* Written instruction: Each entry in the listing below should be restated word for word.
┌──
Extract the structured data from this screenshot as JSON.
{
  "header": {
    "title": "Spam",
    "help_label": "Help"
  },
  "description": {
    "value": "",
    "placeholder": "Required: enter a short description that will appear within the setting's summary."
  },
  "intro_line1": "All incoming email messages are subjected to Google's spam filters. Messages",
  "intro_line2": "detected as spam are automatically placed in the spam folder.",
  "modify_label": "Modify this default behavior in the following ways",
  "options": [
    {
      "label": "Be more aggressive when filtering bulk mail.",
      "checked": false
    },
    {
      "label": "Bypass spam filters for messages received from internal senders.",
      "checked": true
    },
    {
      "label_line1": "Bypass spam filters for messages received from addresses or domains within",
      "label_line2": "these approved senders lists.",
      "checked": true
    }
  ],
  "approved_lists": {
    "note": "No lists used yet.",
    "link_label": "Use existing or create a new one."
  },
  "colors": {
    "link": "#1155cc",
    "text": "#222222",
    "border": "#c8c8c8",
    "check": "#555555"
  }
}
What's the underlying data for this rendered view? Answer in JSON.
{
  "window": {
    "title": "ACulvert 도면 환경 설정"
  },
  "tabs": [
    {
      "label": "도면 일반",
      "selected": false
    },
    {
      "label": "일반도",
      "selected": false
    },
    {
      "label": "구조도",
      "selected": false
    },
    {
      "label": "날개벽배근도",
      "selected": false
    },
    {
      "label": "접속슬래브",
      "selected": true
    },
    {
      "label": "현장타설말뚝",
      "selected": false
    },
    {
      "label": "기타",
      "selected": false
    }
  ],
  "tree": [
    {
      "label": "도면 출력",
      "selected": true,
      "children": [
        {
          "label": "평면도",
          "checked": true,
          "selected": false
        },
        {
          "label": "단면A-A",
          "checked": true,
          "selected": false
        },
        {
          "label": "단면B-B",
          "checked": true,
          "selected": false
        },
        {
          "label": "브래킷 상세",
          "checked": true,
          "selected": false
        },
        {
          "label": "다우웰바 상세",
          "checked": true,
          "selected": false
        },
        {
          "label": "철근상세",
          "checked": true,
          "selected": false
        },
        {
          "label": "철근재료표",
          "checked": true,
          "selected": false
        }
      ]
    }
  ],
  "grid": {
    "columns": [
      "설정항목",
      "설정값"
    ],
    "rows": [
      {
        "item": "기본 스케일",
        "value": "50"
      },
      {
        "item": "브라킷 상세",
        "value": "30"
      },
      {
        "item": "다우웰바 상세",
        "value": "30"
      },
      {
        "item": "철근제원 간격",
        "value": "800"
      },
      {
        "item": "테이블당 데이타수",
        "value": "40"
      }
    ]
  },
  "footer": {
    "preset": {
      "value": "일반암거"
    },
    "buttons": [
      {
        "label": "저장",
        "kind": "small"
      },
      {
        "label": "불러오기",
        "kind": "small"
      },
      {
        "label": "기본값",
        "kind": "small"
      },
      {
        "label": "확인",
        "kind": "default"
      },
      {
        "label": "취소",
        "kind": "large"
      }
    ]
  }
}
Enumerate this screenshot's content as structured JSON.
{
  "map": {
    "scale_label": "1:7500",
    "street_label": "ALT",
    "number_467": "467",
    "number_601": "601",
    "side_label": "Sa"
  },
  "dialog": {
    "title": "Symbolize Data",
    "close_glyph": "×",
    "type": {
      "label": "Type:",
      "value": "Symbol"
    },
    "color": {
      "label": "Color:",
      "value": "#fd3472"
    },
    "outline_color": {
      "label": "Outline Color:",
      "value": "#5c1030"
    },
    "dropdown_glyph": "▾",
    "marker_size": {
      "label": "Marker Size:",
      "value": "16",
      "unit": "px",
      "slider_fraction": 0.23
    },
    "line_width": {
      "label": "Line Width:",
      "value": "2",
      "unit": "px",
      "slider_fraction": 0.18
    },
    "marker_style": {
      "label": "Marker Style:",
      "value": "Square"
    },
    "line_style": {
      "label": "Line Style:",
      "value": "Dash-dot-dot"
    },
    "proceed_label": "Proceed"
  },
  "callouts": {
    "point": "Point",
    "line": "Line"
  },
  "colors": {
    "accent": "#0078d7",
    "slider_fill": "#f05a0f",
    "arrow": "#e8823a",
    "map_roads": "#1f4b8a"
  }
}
└──
* Task output:
Extract the structured data from this screenshot as JSON.
{
  "header": {
    "title": "Spam",
    "help_label": "Help"
  },
  "description": {
    "value": "",
    "placeholder": "Required: enter a short description that will appear within the setting's summary."
  },
  "intro_line1": "All incoming email messages are subjected to Google's spam filters. Messages",
  "intro_line2": "detected as spam are automatically placed in the spam folder.",
  "modify_label": "Modify this default behavior in the following ways",
  "options": [
    {
      "label": "Be more aggressive when filtering bulk mail.",
      "checked": false
    },
    {
      "label": "Bypass spam filters for messages received from internal senders.",
      "checked": true
    },
    {
      "label_line1": "Bypass spam filters for messages received from addresses or domains within",
      "label_line2": "these approved senders lists.",
      "checked": true
    }
  ],
  "approved_lists": {
    "note": "No lists used yet.",
    "link_label": "Use existing or create a new one."
  },
  "colors": {
    "link": "#1155cc",
    "text": "#222222",
    "border": "#c8c8c8",
    "check": "#555555"
  }
}
What's the underlying data for this rendered view? Answer in JSON.
{
  "window": {
    "title": "ACulvert 도면 환경 설정"
  },
  "tabs": [
    {
      "label": "도면 일반",
      "selected": false
    },
    {
      "label": "일반도",
      "selected": false
    },
    {
      "label": "구조도",
      "selected": false
    },
    {
      "label": "날개벽배근도",
      "selected": false
    },
    {
      "label": "접속슬래브",
      "selected": true
    },
    {
      "label": "현장타설말뚝",
      "selected": false
    },
    {
      "label": "기타",
      "selected": false
    }
  ],
  "tree": [
    {
      "label": "도면 출력",
      "selected": true,
      "children": [
        {
          "label": "평면도",
          "checked": true,
          "selected": false
        },
        {
          "label": "단면A-A",
          "checked": true,
          "selected": false
        },
        {
          "label": "단면B-B",
          "checked": true,
          "selected": false
        },
        {
          "label": "브래킷 상세",
          "checked": true,
          "selected": false
        },
        {
          "label": "다우웰바 상세",
          "checked": true,
          "selected": false
        },
        {
          "label": "철근상세",
          "checked": true,
          "selected": false
        },
        {
          "label": "철근재료표",
          "checked": true,
          "selected": false
        }
      ]
    }
  ],
  "grid": {
    "columns": [
      "설정항목",
      "설정값"
    ],
    "rows": [
      {
        "item": "기본 스케일",
        "value": "50"
      },
      {
        "item": "브라킷 상세",
        "value": "30"
      },
      {
        "item": "다우웰바 상세",
        "value": "30"
      },
      {
        "item": "철근제원 간격",
        "value": "800"
      },
      {
        "item": "테이블당 데이타수",
        "value": "40"
      }
    ]
  },
  "footer": {
    "preset": {
      "value": "일반암거"
    },
    "buttons": [
      {
        "label": "저장",
        "kind": "small"
      },
      {
        "label": "불러오기",
        "kind": "small"
      },
      {
        "label": "기본값",
        "kind": "small"
      },
      {
        "label": "확인",
        "kind": "default"
      },
      {
        "label": "취소",
        "kind": "large"
      }
    ]
  }
}
Enumerate this screenshot's content as structured JSON.
{
  "map": {
    "scale_label": "1:7500",
    "street_label": "ALT",
    "number_467": "467",
    "number_601": "601",
    "side_label": "Sa"
  },
  "dialog": {
    "title": "Symbolize Data",
    "close_glyph": "×",
    "type": {
      "label": "Type:",
      "value": "Symbol"
    },
    "color": {
      "label": "Color:",
      "value": "#fd3472"
    },
    "outline_color": {
      "label": "Outline Color:",
      "value": "#5c1030"
    },
    "dropdown_glyph": "▾",
    "marker_size": {
      "label": "Marker Size:",
      "value": "16",
      "unit": "px",
      "slider_fraction": 0.23
    },
    "line_width": {
      "label": "Line Width:",
      "value": "2",
      "unit": "px",
      "slider_fraction": 0.18
    },
    "marker_style": {
      "label": "Marker Style:",
      "value": "Square"
    },
    "line_style": {
      "label": "Line Style:",
      "value": "Dash-dot-dot"
    },
    "proceed_label": "Proceed"
  },
  "callouts": {
    "point": "Point",
    "line": "Line"
  },
  "colors": {
    "accent": "#0078d7",
    "slider_fill": "#f05a0f",
    "arrow": "#e8823a",
    "map_roads": "#1f4b8a"
  }
}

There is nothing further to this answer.